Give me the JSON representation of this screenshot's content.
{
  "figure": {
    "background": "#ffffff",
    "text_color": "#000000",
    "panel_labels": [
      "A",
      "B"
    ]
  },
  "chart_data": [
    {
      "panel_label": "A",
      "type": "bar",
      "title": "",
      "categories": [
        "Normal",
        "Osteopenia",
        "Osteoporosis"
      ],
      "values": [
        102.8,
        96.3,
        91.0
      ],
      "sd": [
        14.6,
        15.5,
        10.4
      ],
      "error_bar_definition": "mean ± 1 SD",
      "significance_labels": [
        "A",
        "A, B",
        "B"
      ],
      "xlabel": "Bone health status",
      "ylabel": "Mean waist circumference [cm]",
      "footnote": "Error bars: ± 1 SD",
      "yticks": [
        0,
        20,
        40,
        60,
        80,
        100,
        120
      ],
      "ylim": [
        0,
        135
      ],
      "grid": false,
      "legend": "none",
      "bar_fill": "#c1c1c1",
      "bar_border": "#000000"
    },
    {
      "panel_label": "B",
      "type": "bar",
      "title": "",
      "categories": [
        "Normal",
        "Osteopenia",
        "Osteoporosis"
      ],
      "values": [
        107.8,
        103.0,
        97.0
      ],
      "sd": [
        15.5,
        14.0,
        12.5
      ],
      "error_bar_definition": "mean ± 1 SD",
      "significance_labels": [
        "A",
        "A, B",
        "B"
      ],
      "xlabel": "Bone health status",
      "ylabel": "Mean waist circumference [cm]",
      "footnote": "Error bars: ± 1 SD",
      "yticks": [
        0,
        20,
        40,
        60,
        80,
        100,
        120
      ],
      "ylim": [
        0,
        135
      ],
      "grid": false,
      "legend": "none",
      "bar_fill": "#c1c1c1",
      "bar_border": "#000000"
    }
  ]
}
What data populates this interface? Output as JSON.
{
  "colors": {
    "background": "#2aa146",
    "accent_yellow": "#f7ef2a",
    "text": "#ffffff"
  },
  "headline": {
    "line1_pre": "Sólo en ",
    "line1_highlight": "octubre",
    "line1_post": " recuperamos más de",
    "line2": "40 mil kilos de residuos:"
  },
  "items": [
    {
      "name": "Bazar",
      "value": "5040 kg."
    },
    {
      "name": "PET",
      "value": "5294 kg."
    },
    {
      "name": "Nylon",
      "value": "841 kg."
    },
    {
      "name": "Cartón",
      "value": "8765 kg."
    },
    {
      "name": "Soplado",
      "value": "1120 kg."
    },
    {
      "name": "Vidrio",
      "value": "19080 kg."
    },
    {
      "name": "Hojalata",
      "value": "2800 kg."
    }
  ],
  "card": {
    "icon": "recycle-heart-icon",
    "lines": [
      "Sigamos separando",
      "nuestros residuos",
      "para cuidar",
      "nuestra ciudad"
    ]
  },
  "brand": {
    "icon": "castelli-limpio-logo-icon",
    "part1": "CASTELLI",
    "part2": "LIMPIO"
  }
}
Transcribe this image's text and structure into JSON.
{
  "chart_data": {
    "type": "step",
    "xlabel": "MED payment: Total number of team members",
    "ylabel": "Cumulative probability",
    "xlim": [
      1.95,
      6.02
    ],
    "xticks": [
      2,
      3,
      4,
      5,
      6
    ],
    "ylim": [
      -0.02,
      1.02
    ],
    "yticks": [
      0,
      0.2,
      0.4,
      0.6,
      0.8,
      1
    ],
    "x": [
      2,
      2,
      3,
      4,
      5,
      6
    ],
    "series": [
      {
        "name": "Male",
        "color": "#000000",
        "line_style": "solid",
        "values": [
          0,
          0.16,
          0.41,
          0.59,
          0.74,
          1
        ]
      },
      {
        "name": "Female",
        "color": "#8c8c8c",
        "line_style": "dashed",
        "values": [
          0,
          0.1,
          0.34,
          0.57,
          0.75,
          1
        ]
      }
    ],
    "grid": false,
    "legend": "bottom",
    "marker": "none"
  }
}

**What you should do**
Copy exactly the lines from the one containing "What data populates" through the last line of the records, both included, and nothing else.

**Result**
What data populates this interface? Output as JSON.
{
  "colors": {
    "background": "#2aa146",
    "accent_yellow": "#f7ef2a",
    "text": "#ffffff"
  },
  "headline": {
    "line1_pre": "Sólo en ",
    "line1_highlight": "octubre",
    "line1_post": " recuperamos más de",
    "line2": "40 mil kilos de residuos:"
  },
  "items": [
    {
      "name": "Bazar",
      "value": "5040 kg."
    },
    {
      "name": "PET",
      "value": "5294 kg."
    },
    {
      "name": "Nylon",
      "value": "841 kg."
    },
    {
      "name": "Cartón",
      "value": "8765 kg."
    },
    {
      "name": "Soplado",
      "value": "1120 kg."
    },
    {
      "name": "Vidrio",
      "value": "19080 kg."
    },
    {
      "name": "Hojalata",
      "value": "2800 kg."
    }
  ],
  "card": {
    "icon": "recycle-heart-icon",
    "lines": [
      "Sigamos separando",
      "nuestros residuos",
      "para cuidar",
      "nuestra ciudad"
    ]
  },
  "brand": {
    "icon": "castelli-limpio-logo-icon",
    "part1": "CASTELLI",
    "part2": "LIMPIO"
  }
}
Transcribe this image's text and structure into JSON.
{
  "chart_data": {
    "type": "step",
    "xlabel": "MED payment: Total number of team members",
    "ylabel": "Cumulative probability",
    "xlim": [
      1.95,
      6.02
    ],
    "xticks": [
      2,
      3,
      4,
      5,
      6
    ],
    "ylim": [
      -0.02,
      1.02
    ],
    "yticks": [
      0,
      0.2,
      0.4,
      0.6,
      0.8,
      1
    ],
    "x": [
      2,
      2,
      3,
      4,
      5,
      6
    ],
    "series": [
      {
        "name": "Male",
        "color": "#000000",
        "line_style": "solid",
        "values": [
          0,
          0.16,
          0.41,
          0.59,
          0.74,
          1
        ]
      },
      {
        "name": "Female",
        "color": "#8c8c8c",
        "line_style": "dashed",
        "values": [
          0,
          0.1,
          0.34,
          0.57,
          0.75,
          1
        ]
      }
    ],
    "grid": false,
    "legend": "bottom",
    "marker": "none"
  }
}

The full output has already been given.